START Exercise material
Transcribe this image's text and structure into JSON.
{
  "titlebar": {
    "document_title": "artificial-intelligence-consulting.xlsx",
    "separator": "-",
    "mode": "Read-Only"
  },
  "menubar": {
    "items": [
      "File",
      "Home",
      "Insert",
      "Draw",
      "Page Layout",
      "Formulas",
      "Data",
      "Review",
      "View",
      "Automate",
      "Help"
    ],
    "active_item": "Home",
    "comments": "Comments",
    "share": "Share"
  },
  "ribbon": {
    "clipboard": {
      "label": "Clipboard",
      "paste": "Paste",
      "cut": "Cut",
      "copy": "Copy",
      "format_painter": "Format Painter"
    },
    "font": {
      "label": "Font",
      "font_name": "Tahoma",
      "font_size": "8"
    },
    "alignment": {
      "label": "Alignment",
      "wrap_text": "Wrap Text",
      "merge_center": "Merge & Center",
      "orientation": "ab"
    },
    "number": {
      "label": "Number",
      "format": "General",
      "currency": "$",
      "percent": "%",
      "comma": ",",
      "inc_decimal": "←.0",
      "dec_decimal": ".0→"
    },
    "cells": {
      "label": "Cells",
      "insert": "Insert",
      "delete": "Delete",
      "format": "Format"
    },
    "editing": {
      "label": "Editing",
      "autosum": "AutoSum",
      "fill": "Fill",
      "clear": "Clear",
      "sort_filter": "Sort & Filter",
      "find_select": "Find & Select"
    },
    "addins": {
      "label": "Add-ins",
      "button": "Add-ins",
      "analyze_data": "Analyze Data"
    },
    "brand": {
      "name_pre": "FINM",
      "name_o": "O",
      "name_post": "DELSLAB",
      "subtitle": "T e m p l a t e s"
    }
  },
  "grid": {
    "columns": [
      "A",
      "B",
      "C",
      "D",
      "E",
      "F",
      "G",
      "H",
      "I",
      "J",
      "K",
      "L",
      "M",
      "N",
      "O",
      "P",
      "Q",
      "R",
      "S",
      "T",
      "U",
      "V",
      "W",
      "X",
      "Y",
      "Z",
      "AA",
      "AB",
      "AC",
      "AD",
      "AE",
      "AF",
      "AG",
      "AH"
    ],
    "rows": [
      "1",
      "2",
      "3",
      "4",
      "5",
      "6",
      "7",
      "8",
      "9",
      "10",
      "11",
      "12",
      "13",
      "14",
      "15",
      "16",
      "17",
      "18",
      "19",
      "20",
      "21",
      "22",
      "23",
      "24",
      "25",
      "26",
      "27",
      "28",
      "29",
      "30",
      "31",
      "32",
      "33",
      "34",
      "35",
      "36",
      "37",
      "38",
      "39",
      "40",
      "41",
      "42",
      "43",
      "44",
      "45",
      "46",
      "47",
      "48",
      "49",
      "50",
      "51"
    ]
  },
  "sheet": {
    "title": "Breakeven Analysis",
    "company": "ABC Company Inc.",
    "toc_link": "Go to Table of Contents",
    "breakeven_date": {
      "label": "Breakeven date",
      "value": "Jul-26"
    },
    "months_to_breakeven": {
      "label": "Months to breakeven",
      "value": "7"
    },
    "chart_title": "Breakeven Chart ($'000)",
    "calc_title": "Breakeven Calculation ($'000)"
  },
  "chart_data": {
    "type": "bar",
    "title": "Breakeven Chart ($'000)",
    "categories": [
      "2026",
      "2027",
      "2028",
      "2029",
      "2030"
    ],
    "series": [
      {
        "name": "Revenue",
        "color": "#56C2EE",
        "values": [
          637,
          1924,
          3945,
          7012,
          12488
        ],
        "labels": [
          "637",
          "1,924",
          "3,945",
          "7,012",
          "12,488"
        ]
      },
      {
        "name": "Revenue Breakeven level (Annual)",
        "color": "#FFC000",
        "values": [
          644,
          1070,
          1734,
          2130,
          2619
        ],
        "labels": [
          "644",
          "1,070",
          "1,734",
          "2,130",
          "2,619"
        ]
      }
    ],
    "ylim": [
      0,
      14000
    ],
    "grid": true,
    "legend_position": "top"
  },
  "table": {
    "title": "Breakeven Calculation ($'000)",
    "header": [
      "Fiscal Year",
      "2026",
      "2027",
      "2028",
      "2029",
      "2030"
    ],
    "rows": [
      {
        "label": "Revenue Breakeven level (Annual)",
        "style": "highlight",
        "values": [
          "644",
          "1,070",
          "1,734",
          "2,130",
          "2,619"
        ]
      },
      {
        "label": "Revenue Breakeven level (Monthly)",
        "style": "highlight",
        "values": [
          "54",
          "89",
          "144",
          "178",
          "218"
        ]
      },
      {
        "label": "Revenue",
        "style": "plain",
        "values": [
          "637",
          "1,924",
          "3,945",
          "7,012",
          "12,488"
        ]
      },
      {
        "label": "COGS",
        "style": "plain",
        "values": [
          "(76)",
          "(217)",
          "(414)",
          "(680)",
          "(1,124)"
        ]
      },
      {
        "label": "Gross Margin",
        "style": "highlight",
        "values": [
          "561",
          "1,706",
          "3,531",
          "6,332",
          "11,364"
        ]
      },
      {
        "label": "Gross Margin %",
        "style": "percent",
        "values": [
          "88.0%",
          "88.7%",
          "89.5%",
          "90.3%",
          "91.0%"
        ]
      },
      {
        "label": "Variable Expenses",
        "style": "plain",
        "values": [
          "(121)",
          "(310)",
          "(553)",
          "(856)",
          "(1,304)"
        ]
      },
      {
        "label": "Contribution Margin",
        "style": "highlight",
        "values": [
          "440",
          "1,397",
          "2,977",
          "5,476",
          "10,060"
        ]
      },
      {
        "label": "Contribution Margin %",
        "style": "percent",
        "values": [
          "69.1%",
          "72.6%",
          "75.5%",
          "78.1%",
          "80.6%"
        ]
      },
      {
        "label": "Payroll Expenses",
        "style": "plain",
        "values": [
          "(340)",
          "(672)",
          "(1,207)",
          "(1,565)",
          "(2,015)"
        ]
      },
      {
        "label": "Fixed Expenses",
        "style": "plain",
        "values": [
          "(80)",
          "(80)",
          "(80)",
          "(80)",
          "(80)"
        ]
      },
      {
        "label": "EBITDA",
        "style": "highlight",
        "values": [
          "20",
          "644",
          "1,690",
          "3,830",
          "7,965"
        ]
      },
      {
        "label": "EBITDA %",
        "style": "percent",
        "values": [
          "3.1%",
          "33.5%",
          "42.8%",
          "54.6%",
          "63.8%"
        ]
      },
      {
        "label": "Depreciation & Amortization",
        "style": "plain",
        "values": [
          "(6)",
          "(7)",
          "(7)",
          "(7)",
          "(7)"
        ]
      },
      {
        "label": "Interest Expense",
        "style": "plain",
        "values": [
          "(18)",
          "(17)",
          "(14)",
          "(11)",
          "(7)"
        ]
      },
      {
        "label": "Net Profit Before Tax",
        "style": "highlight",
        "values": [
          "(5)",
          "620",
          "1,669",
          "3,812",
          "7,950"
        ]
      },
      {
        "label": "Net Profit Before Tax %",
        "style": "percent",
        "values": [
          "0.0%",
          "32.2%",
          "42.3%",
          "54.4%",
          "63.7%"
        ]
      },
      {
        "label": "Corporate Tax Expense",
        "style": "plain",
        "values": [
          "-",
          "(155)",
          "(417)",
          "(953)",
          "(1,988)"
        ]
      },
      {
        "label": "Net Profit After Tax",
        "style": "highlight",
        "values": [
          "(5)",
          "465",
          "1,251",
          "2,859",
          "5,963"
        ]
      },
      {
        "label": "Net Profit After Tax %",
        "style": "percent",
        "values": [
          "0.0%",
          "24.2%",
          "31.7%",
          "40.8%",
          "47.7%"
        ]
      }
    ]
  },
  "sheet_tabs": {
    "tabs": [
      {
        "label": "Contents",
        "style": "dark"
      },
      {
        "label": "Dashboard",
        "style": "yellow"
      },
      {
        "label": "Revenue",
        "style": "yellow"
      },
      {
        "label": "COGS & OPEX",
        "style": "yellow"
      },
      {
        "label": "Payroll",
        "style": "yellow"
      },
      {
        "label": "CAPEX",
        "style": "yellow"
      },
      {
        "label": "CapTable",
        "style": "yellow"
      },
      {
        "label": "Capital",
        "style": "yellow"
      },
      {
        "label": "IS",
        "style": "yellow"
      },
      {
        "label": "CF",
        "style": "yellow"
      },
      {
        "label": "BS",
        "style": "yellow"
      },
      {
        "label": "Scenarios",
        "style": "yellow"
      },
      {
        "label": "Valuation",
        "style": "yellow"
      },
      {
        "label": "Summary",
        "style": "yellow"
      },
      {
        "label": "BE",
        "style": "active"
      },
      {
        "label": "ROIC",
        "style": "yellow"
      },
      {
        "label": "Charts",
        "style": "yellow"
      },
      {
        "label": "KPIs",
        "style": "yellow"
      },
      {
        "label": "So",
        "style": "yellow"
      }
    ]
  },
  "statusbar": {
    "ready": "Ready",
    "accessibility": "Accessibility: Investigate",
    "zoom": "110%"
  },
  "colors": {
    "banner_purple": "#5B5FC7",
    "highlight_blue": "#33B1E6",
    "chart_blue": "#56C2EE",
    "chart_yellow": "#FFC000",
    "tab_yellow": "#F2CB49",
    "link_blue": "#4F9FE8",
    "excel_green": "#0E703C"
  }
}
END Exercise material
From the records above, pull out every line containing the word "Calculation".

__Written response__
    "calc_title": "Breakeven Calculation ($'000)"
    "title": "Breakeven Calculation ($'000)",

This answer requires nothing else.